(Collected data entries)
* * *
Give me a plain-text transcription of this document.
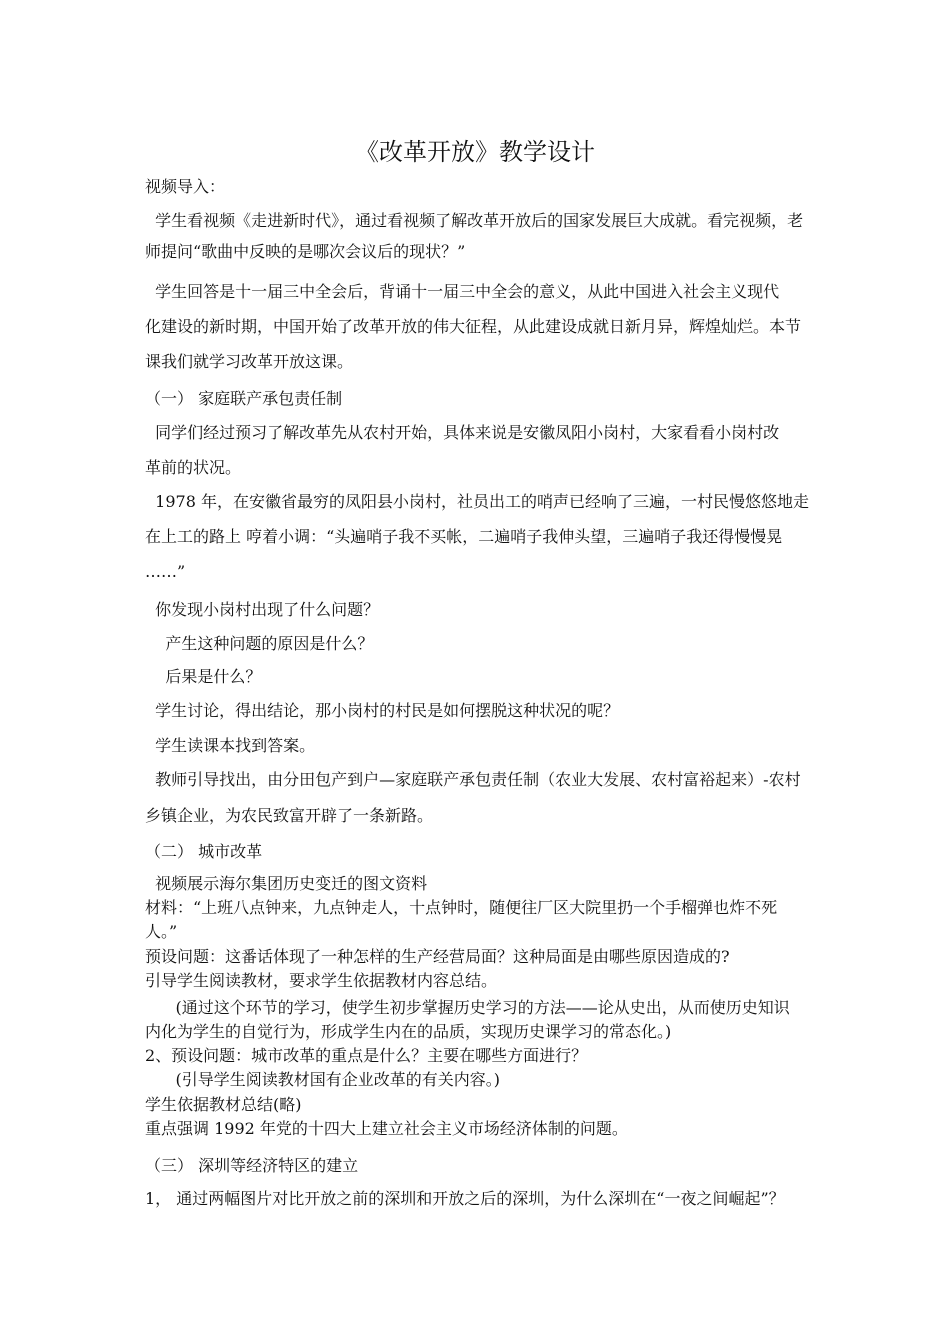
《改革开放》教学设计
视频导入：
学生看视频《走进新时代》，通过看视频了解改革开放后的国家发展巨大成就。看完视频，老
师提问“歌曲中反映的是哪次会议后的现状？”
学生回答是十一届三中全会后，背诵十一届三中全会的意义，从此中国进入社会主义现代
化建设的新时期，中国开始了改革开放的伟大征程，从此建设成就日新月异，辉煌灿烂。本节
课我们就学习改革开放这课。
（一） 家庭联产承包责任制
同学们经过预习了解改革先从农村开始，具体来说是安徽凤阳小岗村，大家看看小岗村改
革前的状况。
1978 年，在安徽省最穷的凤阳县小岗村，社员出工的哨声已经响了三遍，一村民慢悠悠地走
在上工的路上 哼着小调：“头遍哨子我不买帐，二遍哨子我伸头望，三遍哨子我还得慢慢晃
……”
你发现小岗村出现了什么问题？
产生这种问题的原因是什么？
后果是什么？
学生讨论，得出结论，那小岗村的村民是如何摆脱这种状况的呢？
学生读课本找到答案。
教师引导找出，由分田包产到户—家庭联产承包责任制（农业大发展、农村富裕起来）-农村
乡镇企业，为农民致富开辟了一条新路。
（二） 城市改革
视频展示海尔集团历史变迁的图文资料
材料：“上班八点钟来，九点钟走人，十点钟时，随便往厂区大院里扔一个手榴弹也炸不死
人。”
预设问题：这番话体现了一种怎样的生产经营局面？这种局面是由哪些原因造成的?
引导学生阅读教材，要求学生依据教材内容总结。
(通过这个环节的学习，使学生初步掌握历史学习的方法——论从史出，从而使历史知识
内化为学生的自觉行为，形成学生内在的品质，实现历史课学习的常态化。)
2、预设问题：城市改革的重点是什么？主要在哪些方面进行？
(引导学生阅读教材国有企业改革的有关内容。)
学生依据教材总结(略)
重点强调 1992 年党的十四大上建立社会主义市场经济体制的问题。
（三） 深圳等经济特区的建立
1， 通过两幅图片对比开放之前的深圳和开放之后的深圳，为什么深圳在“一夜之间崛起”？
* * *
[Prompt] Quote each entry above verbatim and drop the pictures.

[Answer to this problem]
Give me a plain-text transcription of this document.
《改革开放》教学设计
视频导入：
学生看视频《走进新时代》，通过看视频了解改革开放后的国家发展巨大成就。看完视频，老
师提问“歌曲中反映的是哪次会议后的现状？”
学生回答是十一届三中全会后，背诵十一届三中全会的意义，从此中国进入社会主义现代
化建设的新时期，中国开始了改革开放的伟大征程，从此建设成就日新月异，辉煌灿烂。本节
课我们就学习改革开放这课。
（一） 家庭联产承包责任制
同学们经过预习了解改革先从农村开始，具体来说是安徽凤阳小岗村，大家看看小岗村改
革前的状况。
1978 年，在安徽省最穷的凤阳县小岗村，社员出工的哨声已经响了三遍，一村民慢悠悠地走
在上工的路上 哼着小调：“头遍哨子我不买帐，二遍哨子我伸头望，三遍哨子我还得慢慢晃
……”
你发现小岗村出现了什么问题？
产生这种问题的原因是什么？
后果是什么？
学生讨论，得出结论，那小岗村的村民是如何摆脱这种状况的呢？
学生读课本找到答案。
教师引导找出，由分田包产到户—家庭联产承包责任制（农业大发展、农村富裕起来）-农村
乡镇企业，为农民致富开辟了一条新路。
（二） 城市改革
视频展示海尔集团历史变迁的图文资料
材料：“上班八点钟来，九点钟走人，十点钟时，随便往厂区大院里扔一个手榴弹也炸不死
人。”
预设问题：这番话体现了一种怎样的生产经营局面？这种局面是由哪些原因造成的?
引导学生阅读教材，要求学生依据教材内容总结。
(通过这个环节的学习，使学生初步掌握历史学习的方法——论从史出，从而使历史知识
内化为学生的自觉行为，形成学生内在的品质，实现历史课学习的常态化。)
2、预设问题：城市改革的重点是什么？主要在哪些方面进行？
(引导学生阅读教材国有企业改革的有关内容。)
学生依据教材总结(略)
重点强调 1992 年党的十四大上建立社会主义市场经济体制的问题。
（三） 深圳等经济特区的建立
1， 通过两幅图片对比开放之前的深圳和开放之后的深圳，为什么深圳在“一夜之间崛起”？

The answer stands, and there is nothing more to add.